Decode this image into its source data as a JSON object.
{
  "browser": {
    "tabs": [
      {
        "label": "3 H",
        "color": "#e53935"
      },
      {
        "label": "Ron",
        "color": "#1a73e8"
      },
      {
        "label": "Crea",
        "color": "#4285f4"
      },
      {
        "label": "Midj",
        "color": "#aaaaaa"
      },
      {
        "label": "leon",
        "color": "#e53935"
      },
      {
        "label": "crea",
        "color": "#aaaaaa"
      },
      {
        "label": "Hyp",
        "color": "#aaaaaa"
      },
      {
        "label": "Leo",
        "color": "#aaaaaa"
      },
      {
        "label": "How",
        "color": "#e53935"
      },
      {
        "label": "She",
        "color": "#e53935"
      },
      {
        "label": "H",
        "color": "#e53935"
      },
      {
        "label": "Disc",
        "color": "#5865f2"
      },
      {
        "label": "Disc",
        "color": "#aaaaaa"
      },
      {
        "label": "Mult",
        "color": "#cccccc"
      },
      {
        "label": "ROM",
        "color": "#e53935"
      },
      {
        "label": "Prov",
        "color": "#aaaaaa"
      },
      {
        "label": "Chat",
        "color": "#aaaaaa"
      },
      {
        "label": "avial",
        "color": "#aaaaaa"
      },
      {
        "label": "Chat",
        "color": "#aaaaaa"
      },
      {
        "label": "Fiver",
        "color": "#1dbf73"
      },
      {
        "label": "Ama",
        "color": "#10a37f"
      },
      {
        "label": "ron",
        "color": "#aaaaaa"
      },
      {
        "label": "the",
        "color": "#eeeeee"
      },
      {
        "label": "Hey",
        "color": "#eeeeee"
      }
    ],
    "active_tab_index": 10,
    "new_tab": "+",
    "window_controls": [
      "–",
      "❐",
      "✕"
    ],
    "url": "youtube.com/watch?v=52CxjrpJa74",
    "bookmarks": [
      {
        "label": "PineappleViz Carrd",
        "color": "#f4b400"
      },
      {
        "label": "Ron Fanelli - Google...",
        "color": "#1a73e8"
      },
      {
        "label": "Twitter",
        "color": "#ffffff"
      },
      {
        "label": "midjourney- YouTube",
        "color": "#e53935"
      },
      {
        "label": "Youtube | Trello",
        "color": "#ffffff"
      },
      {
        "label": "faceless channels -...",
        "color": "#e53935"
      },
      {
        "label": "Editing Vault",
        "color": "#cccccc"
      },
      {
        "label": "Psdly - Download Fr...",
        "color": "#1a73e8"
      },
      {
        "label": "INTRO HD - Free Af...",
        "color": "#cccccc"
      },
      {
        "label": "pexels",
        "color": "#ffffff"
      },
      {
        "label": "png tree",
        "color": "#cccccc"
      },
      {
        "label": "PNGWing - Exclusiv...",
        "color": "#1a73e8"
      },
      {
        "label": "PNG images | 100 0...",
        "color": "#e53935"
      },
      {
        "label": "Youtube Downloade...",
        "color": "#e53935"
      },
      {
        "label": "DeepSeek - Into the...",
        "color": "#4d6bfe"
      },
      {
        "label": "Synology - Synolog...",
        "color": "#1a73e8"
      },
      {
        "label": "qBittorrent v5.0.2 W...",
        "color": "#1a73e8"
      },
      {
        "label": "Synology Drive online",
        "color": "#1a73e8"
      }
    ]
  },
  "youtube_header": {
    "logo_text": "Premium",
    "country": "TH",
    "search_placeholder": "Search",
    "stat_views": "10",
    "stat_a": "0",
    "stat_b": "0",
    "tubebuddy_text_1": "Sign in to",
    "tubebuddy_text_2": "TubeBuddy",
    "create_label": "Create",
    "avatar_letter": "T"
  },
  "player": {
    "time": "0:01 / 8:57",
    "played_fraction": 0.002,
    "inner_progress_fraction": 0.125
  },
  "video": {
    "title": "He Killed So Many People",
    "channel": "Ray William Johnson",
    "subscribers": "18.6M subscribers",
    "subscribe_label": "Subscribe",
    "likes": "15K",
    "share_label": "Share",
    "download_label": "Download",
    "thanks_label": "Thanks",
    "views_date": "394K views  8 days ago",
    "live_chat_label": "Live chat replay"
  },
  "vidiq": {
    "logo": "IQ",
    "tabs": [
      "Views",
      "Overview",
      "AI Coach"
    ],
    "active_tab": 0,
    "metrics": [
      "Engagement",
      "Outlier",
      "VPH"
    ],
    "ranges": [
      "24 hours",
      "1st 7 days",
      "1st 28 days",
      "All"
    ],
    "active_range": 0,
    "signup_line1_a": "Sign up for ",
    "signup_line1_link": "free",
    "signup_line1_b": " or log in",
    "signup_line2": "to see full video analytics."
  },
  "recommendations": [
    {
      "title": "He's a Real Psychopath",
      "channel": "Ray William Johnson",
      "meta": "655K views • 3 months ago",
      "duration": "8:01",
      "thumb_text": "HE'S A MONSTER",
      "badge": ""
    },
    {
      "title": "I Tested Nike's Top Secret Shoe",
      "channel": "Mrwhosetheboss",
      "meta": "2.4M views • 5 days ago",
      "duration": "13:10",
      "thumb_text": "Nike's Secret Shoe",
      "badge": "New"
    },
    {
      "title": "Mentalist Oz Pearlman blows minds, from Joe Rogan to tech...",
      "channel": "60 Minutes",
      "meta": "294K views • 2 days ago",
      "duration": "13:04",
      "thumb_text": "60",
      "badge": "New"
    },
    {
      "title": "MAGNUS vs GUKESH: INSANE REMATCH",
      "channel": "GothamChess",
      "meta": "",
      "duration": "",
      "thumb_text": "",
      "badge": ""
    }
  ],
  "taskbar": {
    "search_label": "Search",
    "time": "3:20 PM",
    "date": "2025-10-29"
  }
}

Exercise requirements: Retype the records in full. Keep every line identical to the original.

Output for this task:
Decode this image into its source data as a JSON object.
{
  "browser": {
    "tabs": [
      {
        "label": "3 H",
        "color": "#e53935"
      },
      {
        "label": "Ron",
        "color": "#1a73e8"
      },
      {
        "label": "Crea",
        "color": "#4285f4"
      },
      {
        "label": "Midj",
        "color": "#aaaaaa"
      },
      {
        "label": "leon",
        "color": "#e53935"
      },
      {
        "label": "crea",
        "color": "#aaaaaa"
      },
      {
        "label": "Hyp",
        "color": "#aaaaaa"
      },
      {
        "label": "Leo",
        "color": "#aaaaaa"
      },
      {
        "label": "How",
        "color": "#e53935"
      },
      {
        "label": "She",
        "color": "#e53935"
      },
      {
        "label": "H",
        "color": "#e53935"
      },
      {
        "label": "Disc",
        "color": "#5865f2"
      },
      {
        "label": "Disc",
        "color": "#aaaaaa"
      },
      {
        "label": "Mult",
        "color": "#cccccc"
      },
      {
        "label": "ROM",
        "color": "#e53935"
      },
      {
        "label": "Prov",
        "color": "#aaaaaa"
      },
      {
        "label": "Chat",
        "color": "#aaaaaa"
      },
      {
        "label": "avial",
        "color": "#aaaaaa"
      },
      {
        "label": "Chat",
        "color": "#aaaaaa"
      },
      {
        "label": "Fiver",
        "color": "#1dbf73"
      },
      {
        "label": "Ama",
        "color": "#10a37f"
      },
      {
        "label": "ron",
        "color": "#aaaaaa"
      },
      {
        "label": "the",
        "color": "#eeeeee"
      },
      {
        "label": "Hey",
        "color": "#eeeeee"
      }
    ],
    "active_tab_index": 10,
    "new_tab": "+",
    "window_controls": [
      "–",
      "❐",
      "✕"
    ],
    "url": "youtube.com/watch?v=52CxjrpJa74",
    "bookmarks": [
      {
        "label": "PineappleViz Carrd",
        "color": "#f4b400"
      },
      {
        "label": "Ron Fanelli - Google...",
        "color": "#1a73e8"
      },
      {
        "label": "Twitter",
        "color": "#ffffff"
      },
      {
        "label": "midjourney- YouTube",
        "color": "#e53935"
      },
      {
        "label": "Youtube | Trello",
        "color": "#ffffff"
      },
      {
        "label": "faceless channels -...",
        "color": "#e53935"
      },
      {
        "label": "Editing Vault",
        "color": "#cccccc"
      },
      {
        "label": "Psdly - Download Fr...",
        "color": "#1a73e8"
      },
      {
        "label": "INTRO HD - Free Af...",
        "color": "#cccccc"
      },
      {
        "label": "pexels",
        "color": "#ffffff"
      },
      {
        "label": "png tree",
        "color": "#cccccc"
      },
      {
        "label": "PNGWing - Exclusiv...",
        "color": "#1a73e8"
      },
      {
        "label": "PNG images | 100 0...",
        "color": "#e53935"
      },
      {
        "label": "Youtube Downloade...",
        "color": "#e53935"
      },
      {
        "label": "DeepSeek - Into the...",
        "color": "#4d6bfe"
      },
      {
        "label": "Synology - Synolog...",
        "color": "#1a73e8"
      },
      {
        "label": "qBittorrent v5.0.2 W...",
        "color": "#1a73e8"
      },
      {
        "label": "Synology Drive online",
        "color": "#1a73e8"
      }
    ]
  },
  "youtube_header": {
    "logo_text": "Premium",
    "country": "TH",
    "search_placeholder": "Search",
    "stat_views": "10",
    "stat_a": "0",
    "stat_b": "0",
    "tubebuddy_text_1": "Sign in to",
    "tubebuddy_text_2": "TubeBuddy",
    "create_label": "Create",
    "avatar_letter": "T"
  },
  "player": {
    "time": "0:01 / 8:57",
    "played_fraction": 0.002,
    "inner_progress_fraction": 0.125
  },
  "video": {
    "title": "He Killed So Many People",
    "channel": "Ray William Johnson",
    "subscribers": "18.6M subscribers",
    "subscribe_label": "Subscribe",
    "likes": "15K",
    "share_label": "Share",
    "download_label": "Download",
    "thanks_label": "Thanks",
    "views_date": "394K views  8 days ago",
    "live_chat_label": "Live chat replay"
  },
  "vidiq": {
    "logo": "IQ",
    "tabs": [
      "Views",
      "Overview",
      "AI Coach"
    ],
    "active_tab": 0,
    "metrics": [
      "Engagement",
      "Outlier",
      "VPH"
    ],
    "ranges": [
      "24 hours",
      "1st 7 days",
      "1st 28 days",
      "All"
    ],
    "active_range": 0,
    "signup_line1_a": "Sign up for ",
    "signup_line1_link": "free",
    "signup_line1_b": " or log in",
    "signup_line2": "to see full video analytics."
  },
  "recommendations": [
    {
      "title": "He's a Real Psychopath",
      "channel": "Ray William Johnson",
      "meta": "655K views • 3 months ago",
      "duration": "8:01",
      "thumb_text": "HE'S A MONSTER",
      "badge": ""
    },
    {
      "title": "I Tested Nike's Top Secret Shoe",
      "channel": "Mrwhosetheboss",
      "meta": "2.4M views • 5 days ago",
      "duration": "13:10",
      "thumb_text": "Nike's Secret Shoe",
      "badge": "New"
    },
    {
      "title": "Mentalist Oz Pearlman blows minds, from Joe Rogan to tech...",
      "channel": "60 Minutes",
      "meta": "294K views • 2 days ago",
      "duration": "13:04",
      "thumb_text": "60",
      "badge": "New"
    },
    {
      "title": "MAGNUS vs GUKESH: INSANE REMATCH",
      "channel": "GothamChess",
      "meta": "",
      "duration": "",
      "thumb_text": "",
      "badge": ""
    }
  ],
  "taskbar": {
    "search_label": "Search",
    "time": "3:20 PM",
    "date": "2025-10-29"
  }
}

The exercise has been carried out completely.